What needs to be done>
Output all the data exactly. Pictures do not belong in the copy.

[Start of Excerpted data]

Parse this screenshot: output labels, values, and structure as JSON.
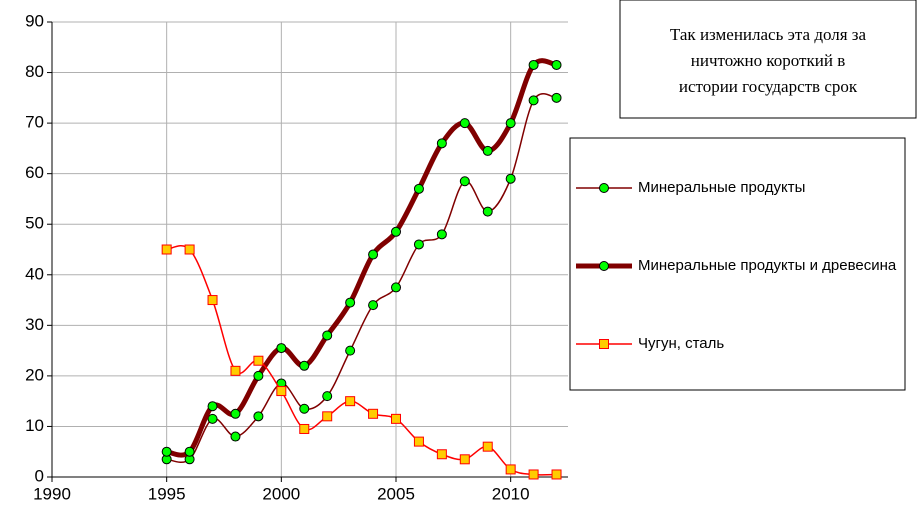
{
  "chart_data": {
    "type": "line",
    "annotation": [
      "Так изменилась эта доля за",
      "ничтожно короткий в",
      "истории государств срок"
    ],
    "x": [
      1995,
      1996,
      1997,
      1998,
      1999,
      2000,
      2001,
      2002,
      2003,
      2004,
      2005,
      2006,
      2007,
      2008,
      2009,
      2010,
      2011,
      2012
    ],
    "series": [
      {
        "name": "Минеральные продукты",
        "color": "#800000",
        "marker": "circle",
        "marker_color": "#00ff00",
        "width": 1.5,
        "values": [
          3.5,
          3.5,
          11.5,
          8,
          12,
          18.5,
          13.5,
          16,
          25,
          34,
          37.5,
          46,
          48,
          58.5,
          52.5,
          59,
          74.5,
          75
        ]
      },
      {
        "name": "Минеральные продукты и древесина",
        "color": "#800000",
        "marker": "circle",
        "marker_color": "#00ff00",
        "width": 5,
        "values": [
          5,
          5,
          14,
          12.5,
          20,
          25.5,
          22,
          28,
          34.5,
          44,
          48.5,
          57,
          66,
          70,
          64.5,
          70,
          81.5,
          81.5
        ]
      },
      {
        "name": "Чугун, сталь",
        "color": "#ff0000",
        "marker": "square",
        "marker_color": "#ffcc00",
        "width": 1.5,
        "values": [
          45,
          45,
          35,
          21,
          23,
          17,
          9.5,
          12,
          15,
          12.5,
          11.5,
          7,
          4.5,
          3.5,
          6,
          1.5,
          0.5,
          0.5
        ]
      }
    ],
    "xlim": [
      1990,
      2012.5
    ],
    "xticks": [
      1990,
      1995,
      2000,
      2005,
      2010
    ],
    "ylim": [
      0,
      90
    ],
    "yticks": [
      0,
      10,
      20,
      30,
      40,
      50,
      60,
      70,
      80,
      90
    ],
    "grid": true,
    "smooth": true
  }
}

[End of Excerpted data]

Result of this task>
Parse this screenshot: output labels, values, and structure as JSON.
{
  "chart_data": {
    "type": "line",
    "annotation": [
      "Так изменилась эта доля за",
      "ничтожно короткий в",
      "истории государств срок"
    ],
    "x": [
      1995,
      1996,
      1997,
      1998,
      1999,
      2000,
      2001,
      2002,
      2003,
      2004,
      2005,
      2006,
      2007,
      2008,
      2009,
      2010,
      2011,
      2012
    ],
    "series": [
      {
        "name": "Минеральные продукты",
        "color": "#800000",
        "marker": "circle",
        "marker_color": "#00ff00",
        "width": 1.5,
        "values": [
          3.5,
          3.5,
          11.5,
          8,
          12,
          18.5,
          13.5,
          16,
          25,
          34,
          37.5,
          46,
          48,
          58.5,
          52.5,
          59,
          74.5,
          75
        ]
      },
      {
        "name": "Минеральные продукты и древесина",
        "color": "#800000",
        "marker": "circle",
        "marker_color": "#00ff00",
        "width": 5,
        "values": [
          5,
          5,
          14,
          12.5,
          20,
          25.5,
          22,
          28,
          34.5,
          44,
          48.5,
          57,
          66,
          70,
          64.5,
          70,
          81.5,
          81.5
        ]
      },
      {
        "name": "Чугун, сталь",
        "color": "#ff0000",
        "marker": "square",
        "marker_color": "#ffcc00",
        "width": 1.5,
        "values": [
          45,
          45,
          35,
          21,
          23,
          17,
          9.5,
          12,
          15,
          12.5,
          11.5,
          7,
          4.5,
          3.5,
          6,
          1.5,
          0.5,
          0.5
        ]
      }
    ],
    "xlim": [
      1990,
      2012.5
    ],
    "xticks": [
      1990,
      1995,
      2000,
      2005,
      2010
    ],
    "ylim": [
      0,
      90
    ],
    "yticks": [
      0,
      10,
      20,
      30,
      40,
      50,
      60,
      70,
      80,
      90
    ],
    "grid": true,
    "smooth": true
  }
}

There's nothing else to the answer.